# Material for the task
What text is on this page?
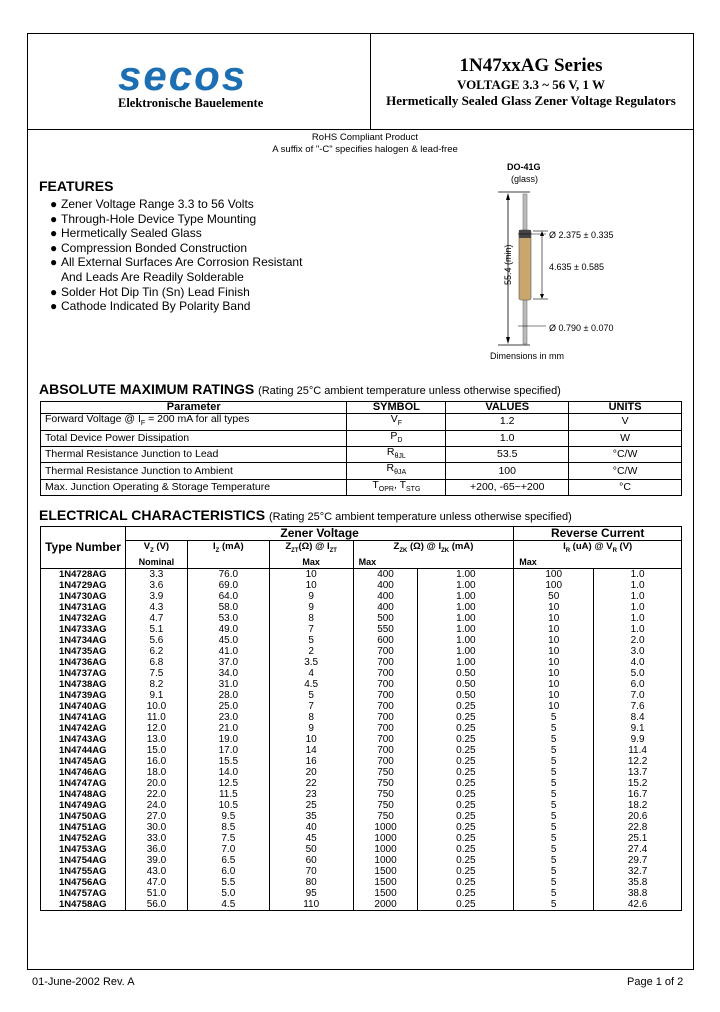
secos
Elektronische Bauelemente
1N47xxAG Series
VOLTAGE 3.3 ~ 56 V, 1 W
Hermetically Sealed Glass Zener Voltage Regulators
RoHS Compliant Product
A suffix of "-C" specifies halogen & lead-free
FEATURES
● Zener Voltage Range 3.3 to 56 Volts
● Through-Hole Device Type Mounting
● Hermetically Sealed Glass
● Compression Bonded Construction
● All External Surfaces Are Corrosion Resistant
And Leads Are Readily Solderable
● Solder Hot Dip Tin (Sn) Lead Finish
● Cathode Indicated By Polarity Band
DO-41G
(glass)
55.4 (min)
Ø 2.375 ± 0.335
4.635 ± 0.585
Ø 0.790 ± 0.070
Dimensions in mm
ABSOLUTE MAXIMUM RATINGS (Rating 25°C ambient temperature unless otherwise specified)
Parameter	SYMBOL	VALUES	UNITS
Forward Voltage @ $I_F = 200$ mA for all types	$V_F$	1.2	V
Total Device Power Dissipation	$P_D$	1.0	W
Thermal Resistance Junction to Lead	$R_{\theta JL}$	53.5	°C/W
Thermal Resistance Junction to Ambient	$R_{\theta JA}$	100	°C/W
Max. Junction Operating & Storage Temperature	$T_{OPR}$, $T_{STG}$	+200, -65~+200	°C
ELECTRICAL CHARACTERISTICS (Rating 25°C ambient temperature unless otherwise specified)
Type Number	Zener Voltage					Reverse Current	
	$V_Z$ (V)	$I_Z$ (mA)	$Z_{ZT}(\Omega)$ @ $I_{ZT}$	$Z_{ZK}$ (Ω) @ $I_{ZK}$ (mA)		$I_R$ (uA) @ $V_R$ (V)	
	Nominal		Max	Max		Max	
1N4728AG	3.3	76.0	10	400	1.00	100	1.0
1N4729AG	3.6	69.0	10	400	1.00	100	1.0
1N4730AG	3.9	64.0	9	400	1.00	50	1.0
1N4731AG	4.3	58.0	9	400	1.00	10	1.0
1N4732AG	4.7	53.0	8	500	1.00	10	1.0
1N4733AG	5.1	49.0	7	550	1.00	10	1.0
1N4734AG	5.6	45.0	5	600	1.00	10	2.0
1N4735AG	6.2	41.0	2	700	1.00	10	3.0
1N4736AG	6.8	37.0	3.5	700	1.00	10	4.0
1N4737AG	7.5	34.0	4	700	0.50	10	5.0
1N4738AG	8.2	31.0	4.5	700	0.50	10	6.0
1N4739AG	9.1	28.0	5	700	0.50	10	7.0
1N4740AG	10.0	25.0	7	700	0.25	10	7.6
1N4741AG	11.0	23.0	8	700	0.25	5	8.4
1N4742AG	12.0	21.0	9	700	0.25	5	9.1
1N4743AG	13.0	19.0	10	700	0.25	5	9.9
1N4744AG	15.0	17.0	14	700	0.25	5	11.4
1N4745AG	16.0	15.5	16	700	0.25	5	12.2
1N4746AG	18.0	14.0	20	750	0.25	5	13.7
1N4747AG	20.0	12.5	22	750	0.25	5	15.2
1N4748AG	22.0	11.5	23	750	0.25	5	16.7
1N4749AG	24.0	10.5	25	750	0.25	5	18.2
1N4750AG	27.0	9.5	35	750	0.25	5	20.6
1N4751AG	30.0	8.5	40	1000	0.25	5	22.8
1N4752AG	33.0	7.5	45	1000	0.25	5	25.1
1N4753AG	36.0	7.0	50	1000	0.25	5	27.4
1N4754AG	39.0	6.5	60	1000	0.25	5	29.7
1N4755AG	43.0	6.0	70	1500	0.25	5	32.7
1N4756AG	47.0	5.5	80	1500	0.25	5	35.8
1N4757AG	51.0	5.0	95	1500	0.25	5	38.8
1N4758AG	56.0	4.5	110	2000	0.25	5	42.6
01-June-2002 Rev. A	Page 1 of 2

# Objective
Give the number of lines in the records that contain the string "Junction", with no other output.

# Response to this task
3